EXERCISE INPUTS:
|---|

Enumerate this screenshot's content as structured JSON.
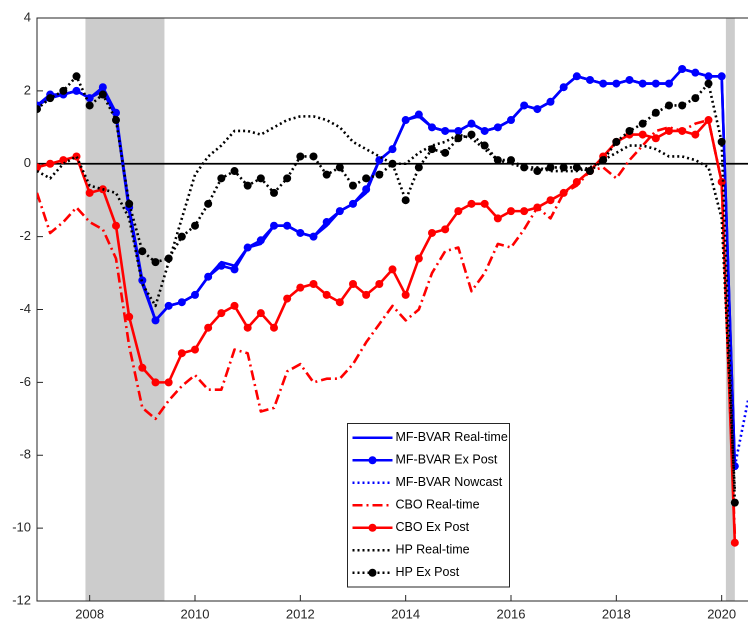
{
  "chart_data": {
    "type": "line",
    "x": [
      2007,
      2007.25,
      2007.5,
      2007.75,
      2008,
      2008.25,
      2008.5,
      2008.75,
      2009,
      2009.25,
      2009.5,
      2009.75,
      2010,
      2010.25,
      2010.5,
      2010.75,
      2011,
      2011.25,
      2011.5,
      2011.75,
      2012,
      2012.25,
      2012.5,
      2012.75,
      2013,
      2013.25,
      2013.5,
      2013.75,
      2014,
      2014.25,
      2014.5,
      2014.75,
      2015,
      2015.25,
      2015.5,
      2015.75,
      2016,
      2016.25,
      2016.5,
      2016.75,
      2017,
      2017.25,
      2017.5,
      2017.75,
      2018,
      2018.25,
      2018.5,
      2018.75,
      2019,
      2019.25,
      2019.5,
      2019.75,
      2020,
      2020.25,
      2020.5
    ],
    "series": [
      {
        "name": "MF-BVAR Real-time",
        "color": "#0000ff",
        "dash": "solid",
        "marker": "none",
        "values": [
          1.6,
          1.8,
          1.9,
          2.0,
          1.8,
          2.0,
          1.3,
          -1.3,
          -3.3,
          -4.3,
          -3.9,
          -3.8,
          -3.6,
          -3.1,
          -2.7,
          -2.8,
          -2.3,
          -2.2,
          -1.7,
          -1.7,
          -1.9,
          -2.0,
          -1.7,
          -1.3,
          -1.1,
          -0.8,
          0.1,
          0.4,
          1.2,
          1.3,
          1.0,
          0.9,
          0.9,
          1.1,
          0.9,
          1.0,
          1.2,
          1.6,
          1.5,
          1.7,
          2.1,
          2.4,
          2.3,
          2.2,
          2.2,
          2.3,
          2.2,
          2.2,
          2.2,
          2.6,
          2.5,
          2.4,
          2.4,
          -8.3,
          null
        ]
      },
      {
        "name": "MF-BVAR Ex Post",
        "color": "#0000ff",
        "dash": "solid",
        "marker": "circle",
        "values": [
          1.6,
          1.9,
          1.9,
          2.0,
          1.8,
          2.1,
          1.4,
          -1.2,
          -3.2,
          -4.3,
          -3.9,
          -3.8,
          -3.6,
          -3.1,
          -2.8,
          -2.9,
          -2.3,
          -2.1,
          -1.7,
          -1.7,
          -1.9,
          -2.0,
          -1.6,
          -1.3,
          -1.1,
          -0.7,
          0.1,
          0.4,
          1.2,
          1.35,
          1.0,
          0.9,
          0.9,
          1.1,
          0.9,
          1.0,
          1.2,
          1.6,
          1.5,
          1.7,
          2.1,
          2.4,
          2.3,
          2.2,
          2.2,
          2.3,
          2.2,
          2.2,
          2.2,
          2.6,
          2.5,
          2.4,
          2.4,
          -8.3,
          null
        ]
      },
      {
        "name": "MF-BVAR Nowcast",
        "color": "#0000ff",
        "dash": "dotted",
        "marker": "none",
        "values": [
          null,
          null,
          null,
          null,
          null,
          null,
          null,
          null,
          null,
          null,
          null,
          null,
          null,
          null,
          null,
          null,
          null,
          null,
          null,
          null,
          null,
          null,
          null,
          null,
          null,
          null,
          null,
          null,
          null,
          null,
          null,
          null,
          null,
          null,
          null,
          null,
          null,
          null,
          null,
          null,
          null,
          null,
          null,
          null,
          null,
          null,
          null,
          null,
          null,
          null,
          null,
          null,
          null,
          -8.3,
          -6.5
        ]
      },
      {
        "name": "CBO Real-time",
        "color": "#ff0000",
        "dash": "dashdot",
        "marker": "none",
        "values": [
          -0.8,
          -1.9,
          -1.6,
          -1.2,
          -1.6,
          -1.8,
          -2.6,
          -5.0,
          -6.7,
          -7.0,
          -6.5,
          -6.1,
          -5.8,
          -6.2,
          -6.2,
          -5.1,
          -5.2,
          -6.8,
          -6.7,
          -5.7,
          -5.5,
          -6.0,
          -5.9,
          -5.9,
          -5.5,
          -4.9,
          -4.4,
          -3.9,
          -4.3,
          -4.0,
          -3.0,
          -2.4,
          -2.3,
          -3.5,
          -3.0,
          -2.2,
          -2.3,
          -1.8,
          -1.2,
          -1.5,
          -0.8,
          -0.6,
          -0.2,
          -0.1,
          -0.4,
          0.1,
          0.5,
          0.9,
          1.0,
          0.9,
          1.1,
          1.2,
          -0.5,
          -10.2,
          null
        ]
      },
      {
        "name": "CBO Ex Post",
        "color": "#ff0000",
        "dash": "solid",
        "marker": "circle",
        "values": [
          -0.1,
          0.0,
          0.1,
          0.2,
          -0.8,
          -0.7,
          -1.7,
          -4.2,
          -5.6,
          -6.0,
          -6.0,
          -5.2,
          -5.1,
          -4.5,
          -4.1,
          -3.9,
          -4.5,
          -4.1,
          -4.5,
          -3.7,
          -3.4,
          -3.3,
          -3.6,
          -3.8,
          -3.3,
          -3.6,
          -3.3,
          -2.9,
          -3.6,
          -2.6,
          -1.9,
          -1.8,
          -1.3,
          -1.1,
          -1.1,
          -1.5,
          -1.3,
          -1.3,
          -1.2,
          -1.0,
          -0.8,
          -0.5,
          -0.2,
          0.2,
          0.6,
          0.8,
          0.8,
          0.7,
          0.9,
          0.9,
          0.8,
          1.2,
          -0.5,
          -10.4,
          null
        ]
      },
      {
        "name": "HP Real-time",
        "color": "#000000",
        "dash": "dotted",
        "marker": "none",
        "values": [
          -0.2,
          -0.4,
          0.0,
          0.2,
          -0.6,
          -0.7,
          -0.8,
          -1.5,
          -3.3,
          -3.9,
          -2.7,
          -1.5,
          -0.3,
          0.2,
          0.5,
          0.9,
          0.9,
          0.8,
          1.0,
          1.2,
          1.3,
          1.3,
          1.2,
          1.0,
          0.6,
          0.4,
          0.2,
          0.0,
          0.0,
          0.3,
          0.5,
          0.6,
          0.8,
          0.7,
          0.4,
          0.1,
          0.0,
          -0.1,
          -0.1,
          -0.2,
          -0.2,
          -0.2,
          -0.1,
          0.1,
          0.3,
          0.5,
          0.5,
          0.4,
          0.2,
          0.2,
          0.1,
          -0.1,
          -1.5,
          -9.0,
          null
        ]
      },
      {
        "name": "HP Ex Post",
        "color": "#000000",
        "dash": "dotted",
        "marker": "circle",
        "values": [
          1.5,
          1.8,
          2.0,
          2.4,
          1.6,
          1.9,
          1.2,
          -1.1,
          -2.4,
          -2.7,
          -2.6,
          -2.0,
          -1.7,
          -1.1,
          -0.4,
          -0.2,
          -0.6,
          -0.4,
          -0.8,
          -0.4,
          0.2,
          0.2,
          -0.3,
          -0.1,
          -0.6,
          -0.4,
          -0.3,
          0.0,
          -1.0,
          -0.1,
          0.4,
          0.3,
          0.7,
          0.8,
          0.5,
          0.1,
          0.1,
          -0.1,
          -0.2,
          -0.1,
          -0.1,
          -0.1,
          -0.2,
          0.1,
          0.6,
          0.9,
          1.1,
          1.4,
          1.6,
          1.6,
          1.8,
          2.2,
          0.6,
          -9.3,
          null
        ]
      }
    ],
    "xlim": [
      2007,
      2020.5
    ],
    "xticks": [
      2008,
      2010,
      2012,
      2014,
      2016,
      2018,
      2020
    ],
    "ylim": [
      -12,
      4
    ],
    "yticks": [
      -12,
      -10,
      -8,
      -6,
      -4,
      -2,
      0,
      2,
      4
    ],
    "reference_line": 0,
    "shaded_regions": [
      [
        2007.92,
        2009.42
      ],
      [
        2020.08,
        2020.25
      ]
    ],
    "shade_color": "#cccccc",
    "legend": "lower center"
  }
}
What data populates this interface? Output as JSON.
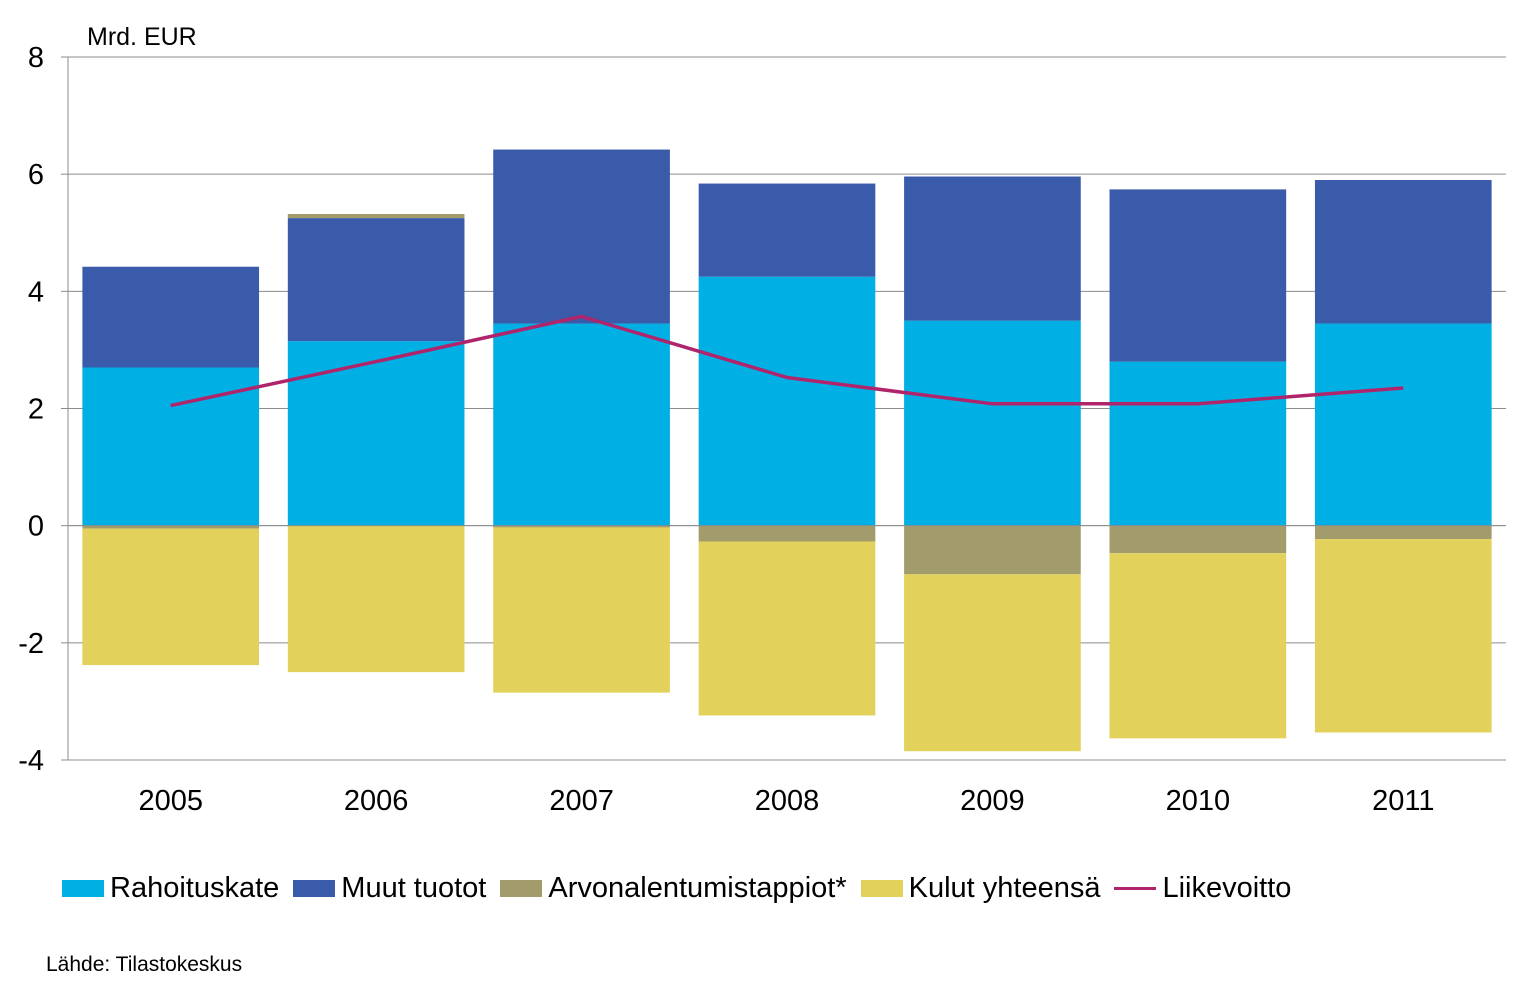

|---|

WHAT YOU NEED TO DO: Pick out each line that holds the string "Real".

SOLUTION TO THIS EXERCISE:
        "name": "MF-BVAR Real-time",
        "name": "CBO Real-time",
        "name": "HP Real-time",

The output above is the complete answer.